§ **Objective**
Write out the listing below in full and exactly, leaving out every picture.

§ **Data for processing**

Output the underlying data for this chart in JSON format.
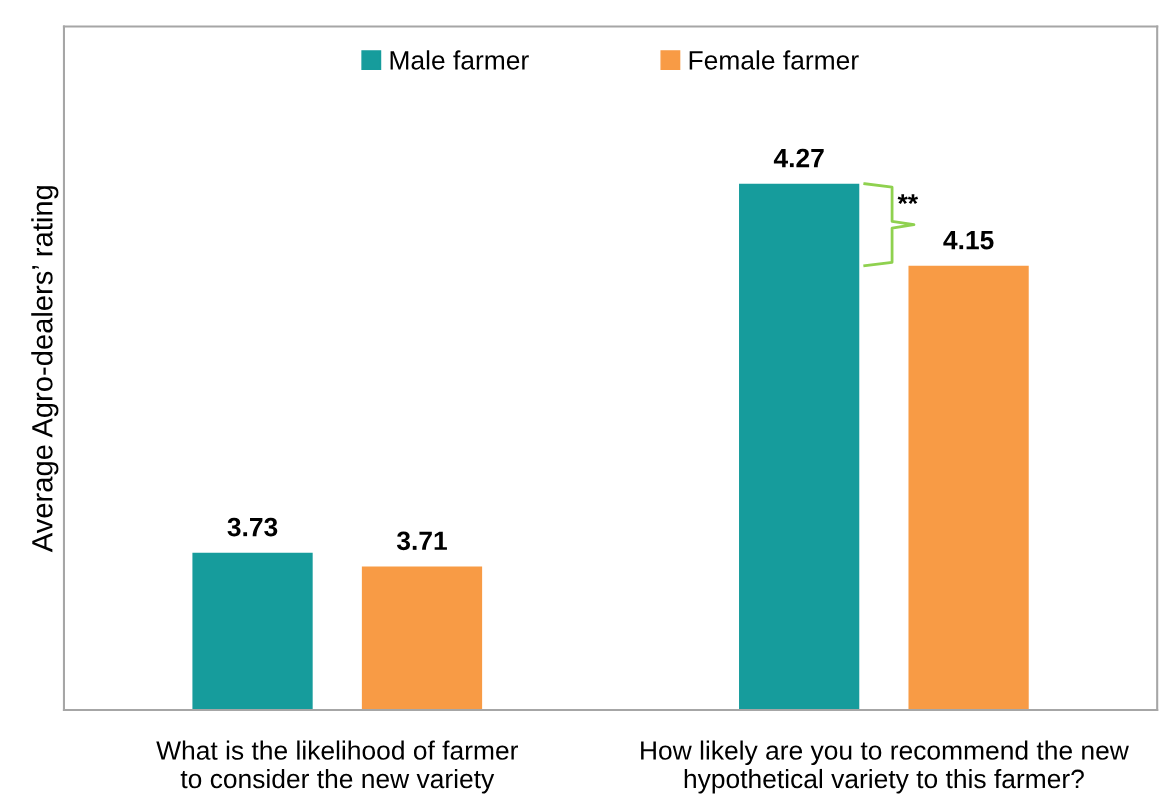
{
  "chart_data": {
    "type": "bar",
    "categories": [
      "What is the likelihood of farmer to consider the new variety",
      "How likely are you to recommend the new hypothetical variety to this farmer?"
    ],
    "series": [
      {
        "name": "Male farmer",
        "color": "#169c9c",
        "values": [
          3.73,
          4.27
        ]
      },
      {
        "name": "Female farmer",
        "color": "#f89b45",
        "values": [
          3.71,
          4.15
        ]
      }
    ],
    "ylabel": "Average Agro-dealers’ rating",
    "ylim": [
      3.5,
      4.5
    ],
    "tick_labels": "x",
    "data_labels": true,
    "annotations": [
      "**"
    ],
    "legend": "top"
  }
}
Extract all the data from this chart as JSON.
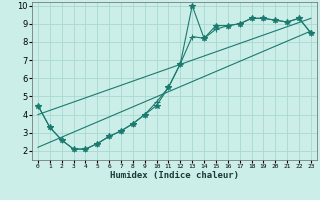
{
  "xlabel": "Humidex (Indice chaleur)",
  "bg_color": "#cceee8",
  "grid_color": "#aad8d2",
  "line_color": "#1a7a6e",
  "xlim": [
    -0.5,
    23.5
  ],
  "ylim": [
    1.5,
    10.2
  ],
  "xticks": [
    0,
    1,
    2,
    3,
    4,
    5,
    6,
    7,
    8,
    9,
    10,
    11,
    12,
    13,
    14,
    15,
    16,
    17,
    18,
    19,
    20,
    21,
    22,
    23
  ],
  "yticks": [
    2,
    3,
    4,
    5,
    6,
    7,
    8,
    9,
    10
  ],
  "lines": [
    {
      "x": [
        0,
        1,
        2,
        3,
        4,
        5,
        6,
        7,
        8,
        9,
        10,
        11,
        12,
        13,
        14,
        15,
        16,
        17,
        18,
        19,
        20,
        21,
        22,
        23
      ],
      "y": [
        4.5,
        3.3,
        2.6,
        2.1,
        2.1,
        2.4,
        2.8,
        3.1,
        3.5,
        4.0,
        4.5,
        5.5,
        6.8,
        10.0,
        8.2,
        8.9,
        8.9,
        9.0,
        9.3,
        9.3,
        9.2,
        9.1,
        9.3,
        8.5
      ],
      "marker": "*",
      "markersize": 4
    },
    {
      "x": [
        0,
        1,
        2,
        3,
        4,
        5,
        6,
        7,
        8,
        9,
        10,
        11,
        12,
        13,
        14,
        15,
        16,
        17,
        18,
        19,
        20,
        21,
        22,
        23
      ],
      "y": [
        4.5,
        3.3,
        2.6,
        2.1,
        2.1,
        2.4,
        2.8,
        3.1,
        3.5,
        4.0,
        4.7,
        5.5,
        6.8,
        8.3,
        8.2,
        8.7,
        8.9,
        9.0,
        9.3,
        9.3,
        9.2,
        9.1,
        9.3,
        8.5
      ],
      "marker": "+",
      "markersize": 4
    },
    {
      "x": [
        0,
        23
      ],
      "y": [
        2.2,
        8.6
      ],
      "marker": null,
      "markersize": 0
    },
    {
      "x": [
        0,
        23
      ],
      "y": [
        4.0,
        9.3
      ],
      "marker": null,
      "markersize": 0
    }
  ]
}
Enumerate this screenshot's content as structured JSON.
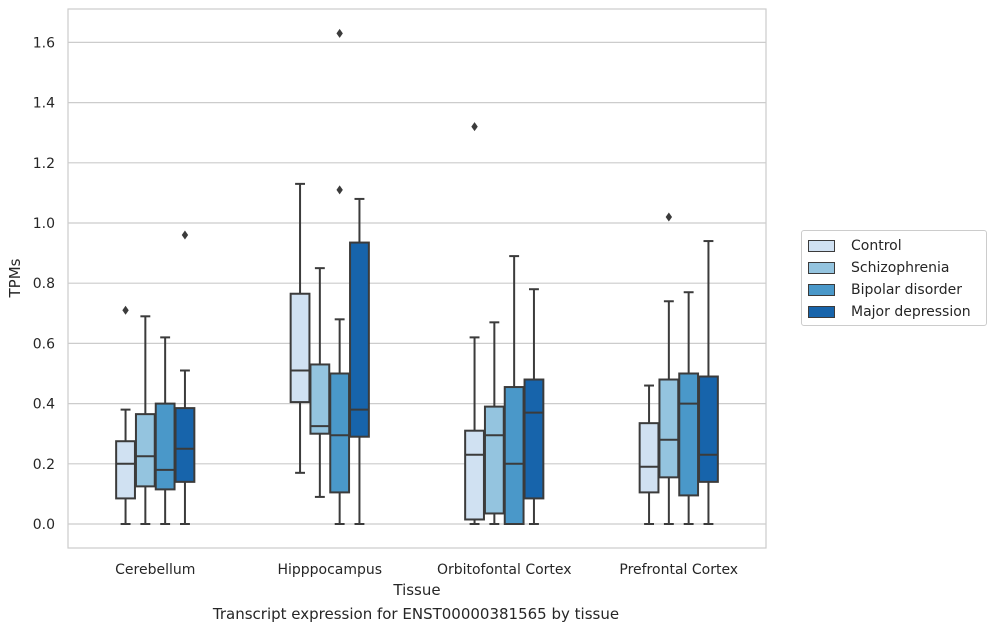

§ **The answer**
Output the underlying data for this chart in JSON format.
{
  "chart_data": {
    "type": "bar",
    "categories": [
      "What is the likelihood of farmer to consider the new variety",
      "How likely are you to recommend the new hypothetical variety to this farmer?"
    ],
    "series": [
      {
        "name": "Male farmer",
        "color": "#169c9c",
        "values": [
          3.73,
          4.27
        ]
      },
      {
        "name": "Female farmer",
        "color": "#f89b45",
        "values": [
          3.71,
          4.15
        ]
      }
    ],
    "ylabel": "Average Agro-dealers’ rating",
    "ylim": [
      3.5,
      4.5
    ],
    "tick_labels": "x",
    "data_labels": true,
    "annotations": [
      "**"
    ],
    "legend": "top"
  }
}
Extract all the data from this chart as JSON.
{
  "xlabel": "Humidex (Indice chaleur)",
  "bg_color": "#cceee8",
  "grid_color": "#aad8d2",
  "line_color": "#1a7a6e",
  "xlim": [
    -0.5,
    23.5
  ],
  "ylim": [
    1.5,
    10.2
  ],
  "xticks": [
    0,
    1,
    2,
    3,
    4,
    5,
    6,
    7,
    8,
    9,
    10,
    11,
    12,
    13,
    14,
    15,
    16,
    17,
    18,
    19,
    20,
    21,
    22,
    23
  ],
  "yticks": [
    2,
    3,
    4,
    5,
    6,
    7,
    8,
    9,
    10
  ],
  "lines": [
    {
      "x": [
        0,
        1,
        2,
        3,
        4,
        5,
        6,
        7,
        8,
        9,
        10,
        11,
        12,
        13,
        14,
        15,
        16,
        17,
        18,
        19,
        20,
        21,
        22,
        23
      ],
      "y": [
        4.5,
        3.3,
        2.6,
        2.1,
        2.1,
        2.4,
        2.8,
        3.1,
        3.5,
        4.0,
        4.5,
        5.5,
        6.8,
        10.0,
        8.2,
        8.9,
        8.9,
        9.0,
        9.3,
        9.3,
        9.2,
        9.1,
        9.3,
        8.5
      ],
      "marker": "*",
      "markersize": 4
    },
    {
      "x": [
        0,
        1,
        2,
        3,
        4,
        5,
        6,
        7,
        8,
        9,
        10,
        11,
        12,
        13,
        14,
        15,
        16,
        17,
        18,
        19,
        20,
        21,
        22,
        23
      ],
      "y": [
        4.5,
        3.3,
        2.6,
        2.1,
        2.1,
        2.4,
        2.8,
        3.1,
        3.5,
        4.0,
        4.7,
        5.5,
        6.8,
        8.3,
        8.2,
        8.7,
        8.9,
        9.0,
        9.3,
        9.3,
        9.2,
        9.1,
        9.3,
        8.5
      ],
      "marker": "+",
      "markersize": 4
    },
    {
      "x": [
        0,
        23
      ],
      "y": [
        2.2,
        8.6
      ],
      "marker": null,
      "markersize": 0
    },
    {
      "x": [
        0,
        23
      ],
      "y": [
        4.0,
        9.3
      ],
      "marker": null,
      "markersize": 0
    }
  ]
}
Enumerate this screenshot's content as structured JSON.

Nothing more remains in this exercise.